--- Start of ENTRIES SHOWN ---
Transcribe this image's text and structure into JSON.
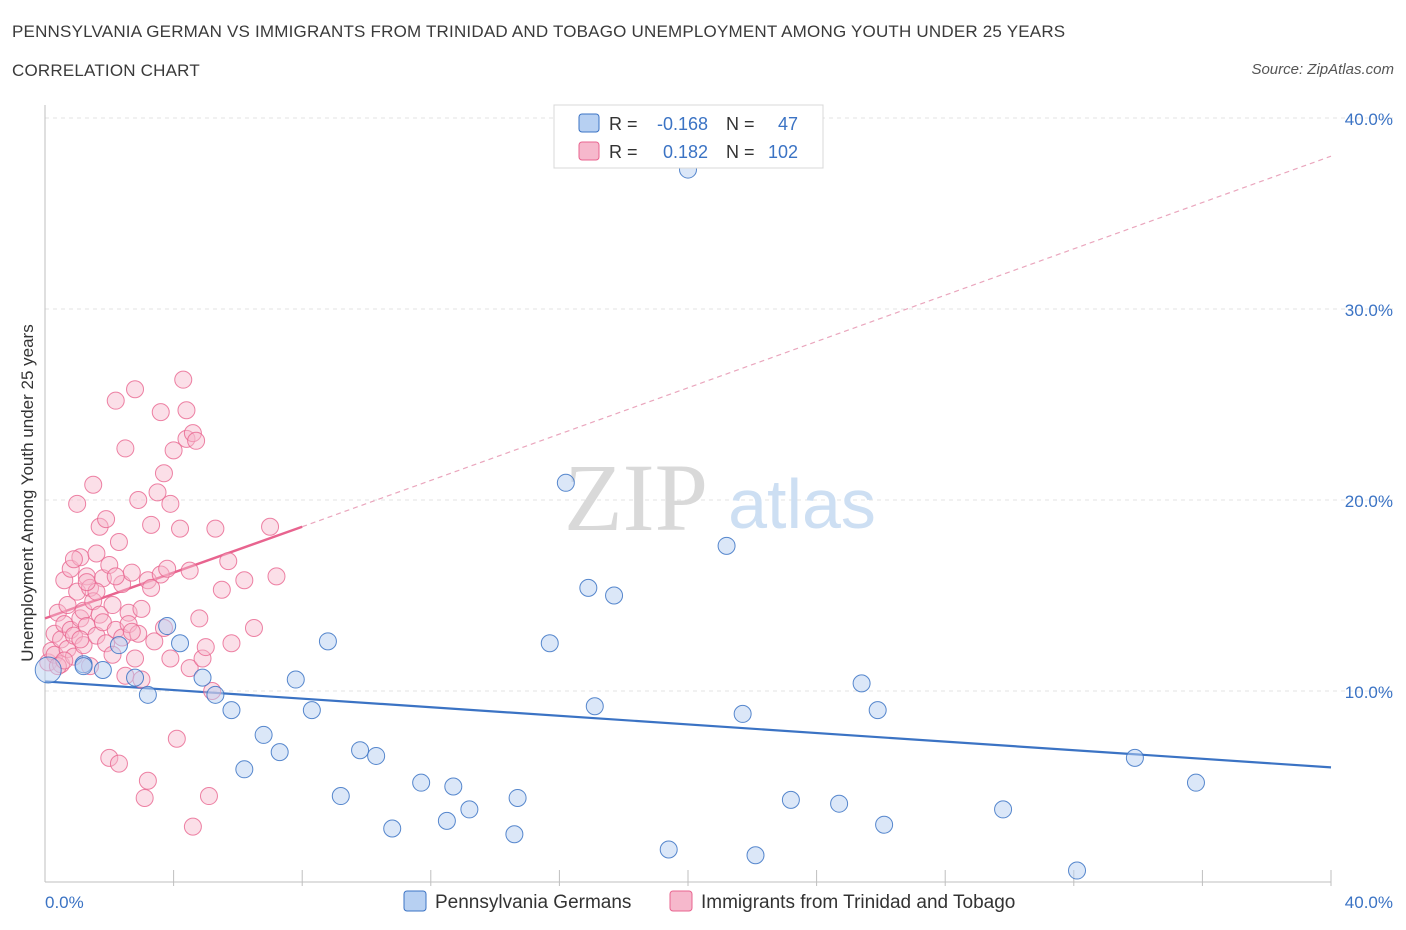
{
  "header": {
    "title": "PENNSYLVANIA GERMAN VS IMMIGRANTS FROM TRINIDAD AND TOBAGO UNEMPLOYMENT AMONG YOUTH UNDER 25 YEARS",
    "subtitle": "CORRELATION CHART",
    "source": "Source: ZipAtlas.com"
  },
  "legend_top": {
    "series1": {
      "r_label": "R =",
      "r_value": "-0.168",
      "n_label": "N =",
      "n_value": "47"
    },
    "series2": {
      "r_label": "R =",
      "r_value": "0.182",
      "n_label": "N =",
      "n_value": "102"
    }
  },
  "watermark": {
    "zip": "ZIP",
    "atlas": "atlas"
  },
  "colors": {
    "blue": "#3b73c4",
    "blue_fill": "#b7d0f2",
    "pink": "#e8648f",
    "pink_fill": "#f6b8cc",
    "grid": "#e3e3e3"
  },
  "chart_data": {
    "type": "scatter",
    "title": "PENNSYLVANIA GERMAN VS IMMIGRANTS FROM TRINIDAD AND TOBAGO UNEMPLOYMENT AMONG YOUTH UNDER 25 YEARS",
    "xlabel": "",
    "ylabel": "Unemployment Among Youth under 25 years",
    "xlim": [
      0,
      40
    ],
    "ylim": [
      0,
      40
    ],
    "x_tick_labels": {
      "min": "0.0%",
      "max": "40.0%"
    },
    "y_ticks": [
      10,
      20,
      30,
      40
    ],
    "y_tick_labels": [
      "10.0%",
      "20.0%",
      "30.0%",
      "40.0%"
    ],
    "grid": true,
    "series": [
      {
        "name": "Pennsylvania Germans",
        "color": "#3b73c4",
        "trend": {
          "x": [
            0,
            40
          ],
          "y": [
            10.5,
            6.0
          ],
          "style": "solid"
        },
        "points": [
          [
            0.1,
            11.1
          ],
          [
            1.2,
            11.4
          ],
          [
            1.8,
            11.1
          ],
          [
            2.3,
            12.4
          ],
          [
            2.8,
            10.7
          ],
          [
            3.2,
            9.8
          ],
          [
            3.8,
            13.4
          ],
          [
            4.2,
            12.5
          ],
          [
            4.9,
            10.7
          ],
          [
            5.3,
            9.8
          ],
          [
            5.8,
            9.0
          ],
          [
            6.2,
            5.9
          ],
          [
            6.8,
            7.7
          ],
          [
            7.3,
            6.8
          ],
          [
            7.8,
            10.6
          ],
          [
            8.3,
            9.0
          ],
          [
            8.8,
            12.6
          ],
          [
            9.2,
            4.5
          ],
          [
            9.8,
            6.9
          ],
          [
            10.3,
            6.6
          ],
          [
            10.8,
            2.8
          ],
          [
            11.7,
            5.2
          ],
          [
            12.5,
            3.2
          ],
          [
            12.7,
            5.0
          ],
          [
            13.2,
            3.8
          ],
          [
            14.6,
            2.5
          ],
          [
            14.7,
            4.4
          ],
          [
            15.7,
            12.5
          ],
          [
            16.2,
            20.9
          ],
          [
            16.9,
            15.4
          ],
          [
            17.1,
            9.2
          ],
          [
            17.7,
            15.0
          ],
          [
            19.4,
            1.7
          ],
          [
            20.0,
            37.3
          ],
          [
            21.2,
            17.6
          ],
          [
            21.7,
            8.8
          ],
          [
            22.1,
            1.4
          ],
          [
            23.2,
            4.3
          ],
          [
            24.7,
            4.1
          ],
          [
            25.4,
            10.4
          ],
          [
            25.9,
            9.0
          ],
          [
            26.1,
            3.0
          ],
          [
            29.8,
            3.8
          ],
          [
            32.1,
            0.6
          ],
          [
            33.9,
            6.5
          ],
          [
            35.8,
            5.2
          ],
          [
            1.2,
            11.3
          ]
        ]
      },
      {
        "name": "Immigrants from Trinidad and Tobago",
        "color": "#e8648f",
        "trend": {
          "x": [
            0,
            8
          ],
          "y": [
            13.8,
            18.6
          ],
          "style": "solid",
          "extended": {
            "x": [
              8,
              40
            ],
            "y": [
              18.6,
              38.0
            ],
            "style": "dashed"
          }
        },
        "points": [
          [
            0.1,
            11.5
          ],
          [
            0.2,
            12.1
          ],
          [
            0.3,
            13.0
          ],
          [
            0.3,
            11.9
          ],
          [
            0.4,
            14.1
          ],
          [
            0.5,
            12.7
          ],
          [
            0.5,
            11.4
          ],
          [
            0.6,
            13.5
          ],
          [
            0.6,
            15.8
          ],
          [
            0.7,
            12.2
          ],
          [
            0.7,
            14.5
          ],
          [
            0.8,
            13.2
          ],
          [
            0.8,
            16.4
          ],
          [
            0.9,
            11.8
          ],
          [
            0.9,
            12.9
          ],
          [
            1.0,
            15.2
          ],
          [
            1.0,
            19.8
          ],
          [
            1.1,
            13.8
          ],
          [
            1.1,
            17.0
          ],
          [
            1.2,
            14.2
          ],
          [
            1.2,
            12.4
          ],
          [
            1.3,
            16.0
          ],
          [
            1.3,
            13.4
          ],
          [
            1.4,
            11.3
          ],
          [
            1.4,
            15.4
          ],
          [
            1.5,
            14.7
          ],
          [
            1.5,
            20.8
          ],
          [
            1.6,
            12.9
          ],
          [
            1.6,
            17.2
          ],
          [
            1.7,
            14.0
          ],
          [
            1.7,
            18.6
          ],
          [
            1.8,
            13.6
          ],
          [
            1.8,
            15.9
          ],
          [
            1.9,
            12.5
          ],
          [
            1.9,
            19.0
          ],
          [
            2.0,
            16.6
          ],
          [
            2.0,
            6.5
          ],
          [
            2.1,
            14.5
          ],
          [
            2.1,
            11.9
          ],
          [
            2.2,
            13.2
          ],
          [
            2.2,
            25.2
          ],
          [
            2.3,
            17.8
          ],
          [
            2.3,
            6.2
          ],
          [
            2.4,
            15.6
          ],
          [
            2.4,
            12.8
          ],
          [
            2.5,
            22.7
          ],
          [
            2.5,
            10.8
          ],
          [
            2.6,
            14.1
          ],
          [
            2.6,
            13.5
          ],
          [
            2.7,
            16.2
          ],
          [
            2.8,
            25.8
          ],
          [
            2.8,
            11.7
          ],
          [
            2.9,
            20.0
          ],
          [
            2.9,
            13.0
          ],
          [
            3.0,
            10.6
          ],
          [
            3.1,
            4.4
          ],
          [
            3.2,
            15.8
          ],
          [
            3.2,
            5.3
          ],
          [
            3.3,
            18.7
          ],
          [
            3.4,
            12.6
          ],
          [
            3.5,
            20.4
          ],
          [
            3.6,
            16.1
          ],
          [
            3.6,
            24.6
          ],
          [
            3.7,
            21.4
          ],
          [
            3.7,
            13.3
          ],
          [
            3.8,
            16.4
          ],
          [
            3.9,
            11.7
          ],
          [
            3.9,
            19.8
          ],
          [
            4.0,
            22.6
          ],
          [
            4.1,
            7.5
          ],
          [
            4.2,
            18.5
          ],
          [
            4.3,
            26.3
          ],
          [
            4.4,
            24.7
          ],
          [
            4.4,
            23.2
          ],
          [
            4.5,
            11.2
          ],
          [
            4.5,
            16.3
          ],
          [
            4.6,
            23.5
          ],
          [
            4.6,
            2.9
          ],
          [
            4.7,
            23.1
          ],
          [
            4.8,
            13.8
          ],
          [
            4.9,
            11.7
          ],
          [
            5.0,
            12.3
          ],
          [
            5.1,
            4.5
          ],
          [
            5.2,
            10.0
          ],
          [
            5.3,
            18.5
          ],
          [
            5.5,
            15.3
          ],
          [
            5.7,
            16.8
          ],
          [
            5.8,
            12.5
          ],
          [
            6.2,
            15.8
          ],
          [
            6.5,
            13.3
          ],
          [
            7.0,
            18.6
          ],
          [
            7.2,
            16.0
          ],
          [
            1.1,
            12.7
          ],
          [
            1.6,
            15.2
          ],
          [
            2.7,
            13.1
          ],
          [
            3.3,
            15.4
          ],
          [
            0.4,
            11.3
          ],
          [
            0.9,
            16.9
          ],
          [
            2.2,
            16.0
          ],
          [
            3.0,
            14.3
          ],
          [
            1.3,
            15.7
          ],
          [
            0.6,
            11.6
          ]
        ]
      }
    ]
  },
  "bottom_legend": {
    "series1": "Pennsylvania Germans",
    "series2": "Immigrants from Trinidad and Tobago"
  }
}
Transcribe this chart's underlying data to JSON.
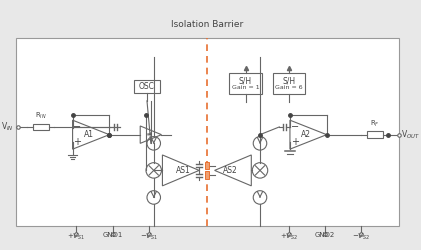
{
  "title": "Isolation Barrier",
  "bg_outer": "#e8e8e8",
  "bg_inner": "#ffffff",
  "border_color": "#999999",
  "line_color": "#666666",
  "barrier_color": "#e87030",
  "text_color": "#444444",
  "bottom_labels": [
    "+V_S1",
    "GND1",
    "-V_S1",
    "+V_S2",
    "GND2",
    "-V_S2"
  ],
  "left_label": "V_IN",
  "right_label": "V_OUT",
  "component_labels": [
    "A1",
    "A2",
    "AS1",
    "AS2",
    "OSC",
    "R_IN",
    "R_F"
  ],
  "sh_labels": [
    "S/H\nGain = 1",
    "S/H\nGain = 6"
  ]
}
--- End of ENTRIES SHOWN ---
◆ PROBLEM REQUIREMENTS ◆
Look above for every line with the word "this" and copy it.

◆ EXERCISE RESPONSE ◆
Transcribe this image's text and structure into JSON.
Transcribe this chart's underlying data to JSON.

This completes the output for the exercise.